DATA ROWS:
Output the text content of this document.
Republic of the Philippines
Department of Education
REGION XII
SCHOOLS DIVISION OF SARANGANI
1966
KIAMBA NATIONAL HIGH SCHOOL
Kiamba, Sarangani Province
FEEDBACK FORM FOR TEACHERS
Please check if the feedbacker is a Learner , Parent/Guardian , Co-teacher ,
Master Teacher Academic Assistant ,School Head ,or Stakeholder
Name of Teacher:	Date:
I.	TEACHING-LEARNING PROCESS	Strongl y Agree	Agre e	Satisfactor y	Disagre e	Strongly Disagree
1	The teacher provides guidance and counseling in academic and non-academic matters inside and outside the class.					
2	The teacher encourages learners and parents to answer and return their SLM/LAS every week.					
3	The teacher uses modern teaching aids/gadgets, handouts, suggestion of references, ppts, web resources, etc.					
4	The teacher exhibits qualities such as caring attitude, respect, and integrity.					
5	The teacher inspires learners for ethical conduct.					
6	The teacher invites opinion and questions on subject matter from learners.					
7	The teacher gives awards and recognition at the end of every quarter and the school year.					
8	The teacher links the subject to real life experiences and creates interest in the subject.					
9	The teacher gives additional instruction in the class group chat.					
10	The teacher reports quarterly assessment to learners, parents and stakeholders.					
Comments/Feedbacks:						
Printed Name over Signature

AIM: Without leaving anything out, quote all the data.

SOLUTION:
Output the text content of this document.
Republic of the Philippines
Department of Education
REGION XII
SCHOOLS DIVISION OF SARANGANI
1966
KIAMBA NATIONAL HIGH SCHOOL
Kiamba, Sarangani Province
FEEDBACK FORM FOR TEACHERS
Please check if the feedbacker is a Learner , Parent/Guardian , Co-teacher ,
Master Teacher Academic Assistant ,School Head ,or Stakeholder
Name of Teacher:	Date:
I.	TEACHING-LEARNING PROCESS	Strongl y Agree	Agre e	Satisfactor y	Disagre e	Strongly Disagree
1	The teacher provides guidance and counseling in academic and non-academic matters inside and outside the class.					
2	The teacher encourages learners and parents to answer and return their SLM/LAS every week.					
3	The teacher uses modern teaching aids/gadgets, handouts, suggestion of references, ppts, web resources, etc.					
4	The teacher exhibits qualities such as caring attitude, respect, and integrity.					
5	The teacher inspires learners for ethical conduct.					
6	The teacher invites opinion and questions on subject matter from learners.					
7	The teacher gives awards and recognition at the end of every quarter and the school year.					
8	The teacher links the subject to real life experiences and creates interest in the subject.					
9	The teacher gives additional instruction in the class group chat.					
10	The teacher reports quarterly assessment to learners, parents and stakeholders.					
Comments/Feedbacks:						
Printed Name over Signature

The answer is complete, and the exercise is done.